请更新以下各行：将其中的"side view"替换为"lateral view"，其余内容保持不变，并重新给出全部各行。答案中不要包含图片。

====

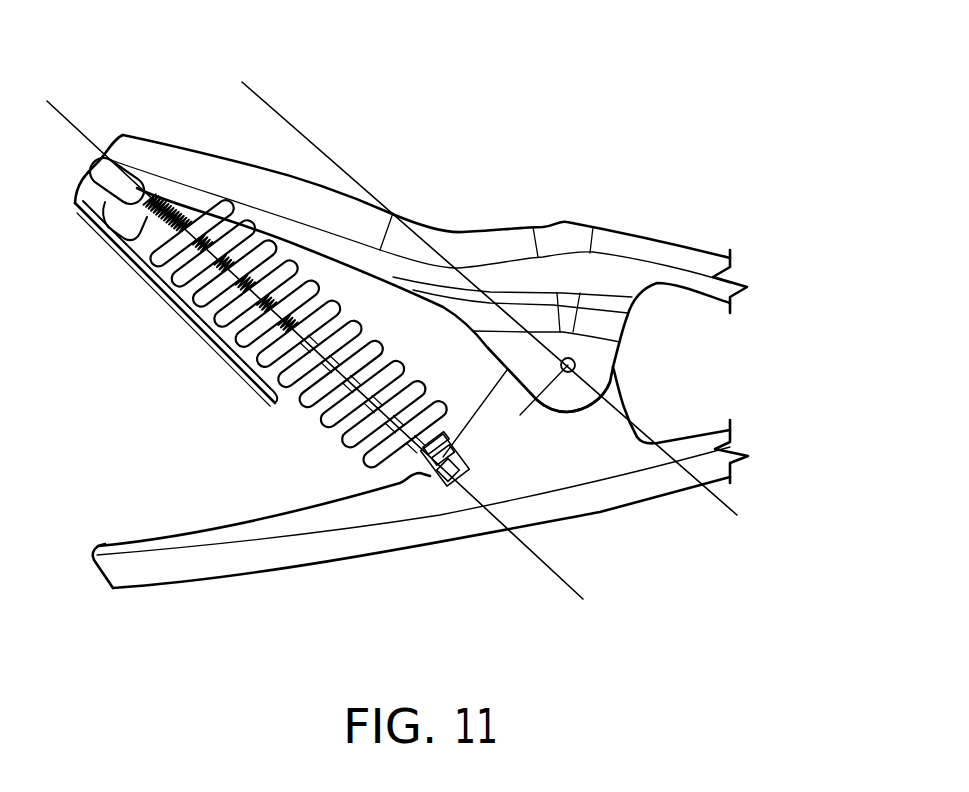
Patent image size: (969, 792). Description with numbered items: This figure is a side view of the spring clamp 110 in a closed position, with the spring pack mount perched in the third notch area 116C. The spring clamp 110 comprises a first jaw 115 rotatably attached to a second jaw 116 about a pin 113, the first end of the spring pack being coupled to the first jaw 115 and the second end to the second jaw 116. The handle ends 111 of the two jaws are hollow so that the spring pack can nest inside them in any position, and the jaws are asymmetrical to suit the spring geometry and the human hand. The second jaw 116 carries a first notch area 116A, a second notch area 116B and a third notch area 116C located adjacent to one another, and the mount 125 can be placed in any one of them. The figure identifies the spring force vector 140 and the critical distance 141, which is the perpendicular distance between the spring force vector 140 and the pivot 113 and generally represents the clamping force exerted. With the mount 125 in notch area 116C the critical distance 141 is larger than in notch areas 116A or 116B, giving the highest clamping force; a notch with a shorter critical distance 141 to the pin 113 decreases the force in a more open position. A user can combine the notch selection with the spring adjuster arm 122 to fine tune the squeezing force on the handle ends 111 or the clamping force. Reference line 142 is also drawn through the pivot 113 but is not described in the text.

The spring clamp 110 is at (560, 98).
The handle ends 111 is at (86, 154).
The pin 113 is at (582, 362).
The first jaw 115 is at (624, 229).
The second jaw 116 is at (270, 573).
The first notch area 116A is at (457, 435).
The second notch area 116B is at (453, 453).
The third notch area 116C is at (455, 473).
The spring adjuster arm 122 is at (176, 305).
The mount 125 is at (434, 487).
The spring force vector 140 is at (567, 586).
The critical distance 141 is at (532, 417).
The pivot axis line 142 is at (733, 503).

====

» **本题解答**:
Patent image size: (969, 792). Description with numbered items: This figure is a lateral view of the spring clamp 110 in a closed position, with the spring pack mount perched in the third notch area 116C. The spring clamp 110 comprises a first jaw 115 rotatably attached to a second jaw 116 about a pin 113, the first end of the spring pack being coupled to the first jaw 115 and the second end to the second jaw 116. The handle ends 111 of the two jaws are hollow so that the spring pack can nest inside them in any position, and the jaws are asymmetrical to suit the spring geometry and the human hand. The second jaw 116 carries a first notch area 116A, a second notch area 116B and a third notch area 116C located adjacent to one another, and the mount 125 can be placed in any one of them. The figure identifies the spring force vector 140 and the critical distance 141, which is the perpendicular distance between the spring force vector 140 and the pivot 113 and generally represents the clamping force exerted. With the mount 125 in notch area 116C the critical distance 141 is larger than in notch areas 116A or 116B, giving the highest clamping force; a notch with a shorter critical distance 141 to the pin 113 decreases the force in a more open position. A user can combine the notch selection with the spring adjuster arm 122 to fine tune the squeezing force on the handle ends 111 or the clamping force. Reference line 142 is also drawn through the pivot 113 but is not described in the text.

The spring clamp 110 is at (560, 98).
The handle ends 111 is at (86, 154).
The pin 113 is at (582, 362).
The first jaw 115 is at (624, 229).
The second jaw 116 is at (270, 573).
The first notch area 116A is at (457, 435).
The second notch area 116B is at (453, 453).
The third notch area 116C is at (455, 473).
The spring adjuster arm 122 is at (176, 305).
The mount 125 is at (434, 487).
The spring force vector 140 is at (567, 586).
The critical distance 141 is at (532, 417).
The pivot axis line 142 is at (733, 503).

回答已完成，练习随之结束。